- _Directions_
Read the lines below. Copy out any that hold the string "λειτουργίες".
------ Exercise materials ------
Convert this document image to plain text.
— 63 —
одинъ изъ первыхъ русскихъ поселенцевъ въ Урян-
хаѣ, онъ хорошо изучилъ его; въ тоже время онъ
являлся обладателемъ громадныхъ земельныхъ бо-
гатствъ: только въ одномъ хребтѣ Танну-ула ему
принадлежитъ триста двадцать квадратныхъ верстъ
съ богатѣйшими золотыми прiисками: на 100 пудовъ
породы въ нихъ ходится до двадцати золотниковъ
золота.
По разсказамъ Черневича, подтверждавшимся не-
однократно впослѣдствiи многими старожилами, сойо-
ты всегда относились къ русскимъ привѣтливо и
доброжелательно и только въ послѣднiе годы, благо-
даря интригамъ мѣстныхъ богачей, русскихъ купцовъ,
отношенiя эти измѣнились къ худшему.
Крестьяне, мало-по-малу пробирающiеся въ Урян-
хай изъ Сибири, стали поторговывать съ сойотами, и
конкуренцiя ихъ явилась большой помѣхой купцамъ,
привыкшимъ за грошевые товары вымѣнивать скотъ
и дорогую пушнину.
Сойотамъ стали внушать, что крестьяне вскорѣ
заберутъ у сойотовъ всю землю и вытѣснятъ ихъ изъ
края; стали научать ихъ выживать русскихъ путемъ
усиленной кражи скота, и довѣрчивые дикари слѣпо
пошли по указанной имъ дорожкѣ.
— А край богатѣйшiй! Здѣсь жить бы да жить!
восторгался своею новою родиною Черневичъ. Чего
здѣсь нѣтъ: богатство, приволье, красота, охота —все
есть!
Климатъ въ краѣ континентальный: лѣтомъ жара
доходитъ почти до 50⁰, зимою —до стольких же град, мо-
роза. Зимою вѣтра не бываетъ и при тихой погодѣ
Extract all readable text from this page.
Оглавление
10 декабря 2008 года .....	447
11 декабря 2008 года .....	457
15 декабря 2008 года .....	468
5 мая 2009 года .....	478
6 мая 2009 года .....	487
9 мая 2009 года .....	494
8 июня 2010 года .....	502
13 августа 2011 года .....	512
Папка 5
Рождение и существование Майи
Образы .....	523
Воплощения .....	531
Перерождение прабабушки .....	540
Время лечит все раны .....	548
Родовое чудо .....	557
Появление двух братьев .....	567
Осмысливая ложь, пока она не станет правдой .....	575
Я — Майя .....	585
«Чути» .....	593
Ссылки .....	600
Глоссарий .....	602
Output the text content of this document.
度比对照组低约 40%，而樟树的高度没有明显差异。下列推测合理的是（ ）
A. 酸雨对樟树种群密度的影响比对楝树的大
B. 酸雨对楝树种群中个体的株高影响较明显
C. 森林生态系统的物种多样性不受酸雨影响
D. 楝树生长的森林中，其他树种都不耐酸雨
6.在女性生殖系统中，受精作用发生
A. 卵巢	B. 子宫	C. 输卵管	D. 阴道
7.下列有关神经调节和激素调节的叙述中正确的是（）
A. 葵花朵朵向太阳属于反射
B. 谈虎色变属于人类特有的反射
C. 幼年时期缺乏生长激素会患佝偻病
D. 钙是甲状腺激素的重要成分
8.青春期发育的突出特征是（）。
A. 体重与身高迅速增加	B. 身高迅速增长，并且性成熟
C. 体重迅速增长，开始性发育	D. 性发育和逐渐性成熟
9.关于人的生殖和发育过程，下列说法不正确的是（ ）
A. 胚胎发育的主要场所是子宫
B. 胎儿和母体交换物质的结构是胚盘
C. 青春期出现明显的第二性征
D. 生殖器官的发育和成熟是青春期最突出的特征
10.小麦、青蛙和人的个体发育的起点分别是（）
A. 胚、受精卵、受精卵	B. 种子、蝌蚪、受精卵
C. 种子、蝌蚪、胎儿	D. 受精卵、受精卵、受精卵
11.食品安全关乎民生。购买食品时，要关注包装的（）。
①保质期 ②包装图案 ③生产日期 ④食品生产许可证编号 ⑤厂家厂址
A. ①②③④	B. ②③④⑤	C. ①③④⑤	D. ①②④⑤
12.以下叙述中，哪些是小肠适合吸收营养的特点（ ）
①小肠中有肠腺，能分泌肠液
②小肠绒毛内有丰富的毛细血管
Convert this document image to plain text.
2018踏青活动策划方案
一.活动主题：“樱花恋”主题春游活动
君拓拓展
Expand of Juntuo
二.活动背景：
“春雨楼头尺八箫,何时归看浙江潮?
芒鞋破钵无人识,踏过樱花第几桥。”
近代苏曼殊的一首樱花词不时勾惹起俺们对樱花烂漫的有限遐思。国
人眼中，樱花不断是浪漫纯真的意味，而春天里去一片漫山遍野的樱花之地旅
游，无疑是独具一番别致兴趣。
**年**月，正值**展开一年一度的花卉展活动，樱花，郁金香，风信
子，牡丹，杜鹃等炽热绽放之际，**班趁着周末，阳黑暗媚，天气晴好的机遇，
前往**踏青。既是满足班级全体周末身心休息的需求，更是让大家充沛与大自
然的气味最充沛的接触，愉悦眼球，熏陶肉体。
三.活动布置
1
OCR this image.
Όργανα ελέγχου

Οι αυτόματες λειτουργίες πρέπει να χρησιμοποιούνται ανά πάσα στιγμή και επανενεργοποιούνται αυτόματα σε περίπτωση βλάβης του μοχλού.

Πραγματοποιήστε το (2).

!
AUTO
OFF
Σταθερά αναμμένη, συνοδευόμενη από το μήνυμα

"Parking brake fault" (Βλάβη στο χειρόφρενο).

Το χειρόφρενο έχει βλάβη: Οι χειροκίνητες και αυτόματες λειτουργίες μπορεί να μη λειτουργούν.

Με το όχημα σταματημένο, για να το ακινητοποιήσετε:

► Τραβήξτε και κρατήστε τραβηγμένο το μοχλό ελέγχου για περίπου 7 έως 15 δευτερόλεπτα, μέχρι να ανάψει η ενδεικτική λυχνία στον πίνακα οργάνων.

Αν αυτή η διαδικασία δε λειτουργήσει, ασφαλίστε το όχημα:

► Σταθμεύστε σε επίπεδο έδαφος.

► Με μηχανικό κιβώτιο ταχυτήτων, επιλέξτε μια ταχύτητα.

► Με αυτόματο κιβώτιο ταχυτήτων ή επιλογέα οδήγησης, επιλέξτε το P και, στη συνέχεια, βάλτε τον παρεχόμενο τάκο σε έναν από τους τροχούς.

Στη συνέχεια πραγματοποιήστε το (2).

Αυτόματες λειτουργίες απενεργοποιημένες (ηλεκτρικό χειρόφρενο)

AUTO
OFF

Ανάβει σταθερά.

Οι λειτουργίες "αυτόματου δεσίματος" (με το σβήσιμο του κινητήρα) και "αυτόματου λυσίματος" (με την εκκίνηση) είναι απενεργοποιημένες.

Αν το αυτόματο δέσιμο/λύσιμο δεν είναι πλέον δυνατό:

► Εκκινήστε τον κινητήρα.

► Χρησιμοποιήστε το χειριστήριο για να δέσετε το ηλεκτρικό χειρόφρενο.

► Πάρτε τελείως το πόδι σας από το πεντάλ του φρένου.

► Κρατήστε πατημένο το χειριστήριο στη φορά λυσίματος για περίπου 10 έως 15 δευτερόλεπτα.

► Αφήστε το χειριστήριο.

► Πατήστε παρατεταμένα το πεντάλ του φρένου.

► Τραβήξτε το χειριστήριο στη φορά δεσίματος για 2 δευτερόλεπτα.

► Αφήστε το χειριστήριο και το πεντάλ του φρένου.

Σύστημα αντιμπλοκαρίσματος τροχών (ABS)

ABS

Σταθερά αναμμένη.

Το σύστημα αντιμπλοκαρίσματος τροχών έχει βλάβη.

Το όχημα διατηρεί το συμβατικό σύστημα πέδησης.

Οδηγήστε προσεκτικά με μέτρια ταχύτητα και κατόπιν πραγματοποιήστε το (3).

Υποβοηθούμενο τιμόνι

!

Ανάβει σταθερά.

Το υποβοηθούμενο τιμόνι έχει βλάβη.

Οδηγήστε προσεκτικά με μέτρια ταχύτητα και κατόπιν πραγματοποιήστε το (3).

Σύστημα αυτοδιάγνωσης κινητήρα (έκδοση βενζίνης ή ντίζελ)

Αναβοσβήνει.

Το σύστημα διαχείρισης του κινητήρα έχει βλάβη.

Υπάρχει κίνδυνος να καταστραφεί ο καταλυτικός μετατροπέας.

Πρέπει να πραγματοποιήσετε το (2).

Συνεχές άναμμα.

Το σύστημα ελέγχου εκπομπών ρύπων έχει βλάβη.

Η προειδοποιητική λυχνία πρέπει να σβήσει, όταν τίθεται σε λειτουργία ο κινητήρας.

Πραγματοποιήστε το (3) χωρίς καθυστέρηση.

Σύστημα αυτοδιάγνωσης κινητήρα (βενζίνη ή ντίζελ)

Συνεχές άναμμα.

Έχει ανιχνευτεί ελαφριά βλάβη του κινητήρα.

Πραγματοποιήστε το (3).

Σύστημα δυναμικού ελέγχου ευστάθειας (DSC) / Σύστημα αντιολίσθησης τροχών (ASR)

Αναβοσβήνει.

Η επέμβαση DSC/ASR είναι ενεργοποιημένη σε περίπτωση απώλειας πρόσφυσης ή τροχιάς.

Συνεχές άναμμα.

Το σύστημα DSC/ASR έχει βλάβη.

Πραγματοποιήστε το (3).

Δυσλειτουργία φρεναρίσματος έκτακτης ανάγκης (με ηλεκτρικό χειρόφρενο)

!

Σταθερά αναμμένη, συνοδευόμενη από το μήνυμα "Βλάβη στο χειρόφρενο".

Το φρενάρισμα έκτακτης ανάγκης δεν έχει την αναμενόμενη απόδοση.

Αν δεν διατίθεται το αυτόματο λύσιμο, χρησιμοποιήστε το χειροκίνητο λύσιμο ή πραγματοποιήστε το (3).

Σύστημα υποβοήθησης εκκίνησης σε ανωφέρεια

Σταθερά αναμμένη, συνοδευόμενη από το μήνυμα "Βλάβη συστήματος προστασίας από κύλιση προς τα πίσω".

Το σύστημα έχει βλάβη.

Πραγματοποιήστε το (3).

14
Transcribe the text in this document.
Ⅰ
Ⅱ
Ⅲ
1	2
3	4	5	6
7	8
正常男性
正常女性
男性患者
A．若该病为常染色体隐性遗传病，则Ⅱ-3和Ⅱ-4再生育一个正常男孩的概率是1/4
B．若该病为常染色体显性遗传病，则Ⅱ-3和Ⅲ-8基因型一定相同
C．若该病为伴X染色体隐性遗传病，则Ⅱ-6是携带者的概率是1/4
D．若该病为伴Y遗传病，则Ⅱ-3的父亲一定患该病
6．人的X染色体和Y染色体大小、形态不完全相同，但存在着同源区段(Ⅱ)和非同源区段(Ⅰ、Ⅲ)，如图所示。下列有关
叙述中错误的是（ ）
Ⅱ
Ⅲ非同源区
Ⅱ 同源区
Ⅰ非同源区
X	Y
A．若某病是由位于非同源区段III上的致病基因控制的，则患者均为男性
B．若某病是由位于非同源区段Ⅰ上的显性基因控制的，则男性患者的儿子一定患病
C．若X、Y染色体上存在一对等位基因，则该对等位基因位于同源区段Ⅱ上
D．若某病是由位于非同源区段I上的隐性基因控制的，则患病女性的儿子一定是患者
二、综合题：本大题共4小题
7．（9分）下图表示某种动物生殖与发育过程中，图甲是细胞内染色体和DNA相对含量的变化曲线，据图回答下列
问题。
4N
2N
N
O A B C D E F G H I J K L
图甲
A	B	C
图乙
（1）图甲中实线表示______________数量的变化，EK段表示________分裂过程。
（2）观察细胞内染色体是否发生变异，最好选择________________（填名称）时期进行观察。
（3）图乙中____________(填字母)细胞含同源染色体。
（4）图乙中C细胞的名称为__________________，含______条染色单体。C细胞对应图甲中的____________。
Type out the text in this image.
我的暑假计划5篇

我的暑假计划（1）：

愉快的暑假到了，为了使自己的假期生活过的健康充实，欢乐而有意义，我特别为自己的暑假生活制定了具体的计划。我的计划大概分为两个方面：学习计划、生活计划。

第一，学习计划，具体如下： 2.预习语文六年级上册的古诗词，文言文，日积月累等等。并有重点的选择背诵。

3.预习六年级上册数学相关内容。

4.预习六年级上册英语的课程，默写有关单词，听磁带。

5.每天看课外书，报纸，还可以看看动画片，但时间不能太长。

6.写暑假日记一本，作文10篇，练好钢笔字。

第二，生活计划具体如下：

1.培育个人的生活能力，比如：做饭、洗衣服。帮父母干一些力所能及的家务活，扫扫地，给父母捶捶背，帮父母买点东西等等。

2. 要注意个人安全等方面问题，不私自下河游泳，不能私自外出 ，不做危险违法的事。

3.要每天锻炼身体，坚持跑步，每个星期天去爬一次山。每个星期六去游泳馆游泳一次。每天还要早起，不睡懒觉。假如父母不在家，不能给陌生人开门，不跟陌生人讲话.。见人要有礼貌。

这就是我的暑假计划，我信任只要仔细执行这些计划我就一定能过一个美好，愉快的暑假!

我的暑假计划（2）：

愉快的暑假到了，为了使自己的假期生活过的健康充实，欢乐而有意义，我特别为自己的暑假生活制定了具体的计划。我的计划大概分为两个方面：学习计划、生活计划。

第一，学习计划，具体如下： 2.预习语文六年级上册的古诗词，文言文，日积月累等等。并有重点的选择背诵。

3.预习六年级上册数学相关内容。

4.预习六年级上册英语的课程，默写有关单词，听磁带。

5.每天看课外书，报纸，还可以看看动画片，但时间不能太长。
------
- _Solution below_
Οι αυτόματες λειτουργίες πρέπει να χρησιμοποιούνται ανά πάσα στιγμή και επανενεργοποιούνται αυτόματα σε περίπτωση βλάβης του μοχλού.
Το χειρόφρενο έχει βλάβη: Οι χειροκίνητες και αυτόματες λειτουργίες μπορεί να μη λειτουργούν.
Αυτόματες λειτουργίες απενεργοποιημένες (ηλεκτρικό χειρόφρενο)
Οι λειτουργίες "αυτόματου δεσίματος" (με το σβήσιμο του κινητήρα) και "αυτόματου λυσίματος" (με την εκκίνηση) είναι απενεργοποιημένες.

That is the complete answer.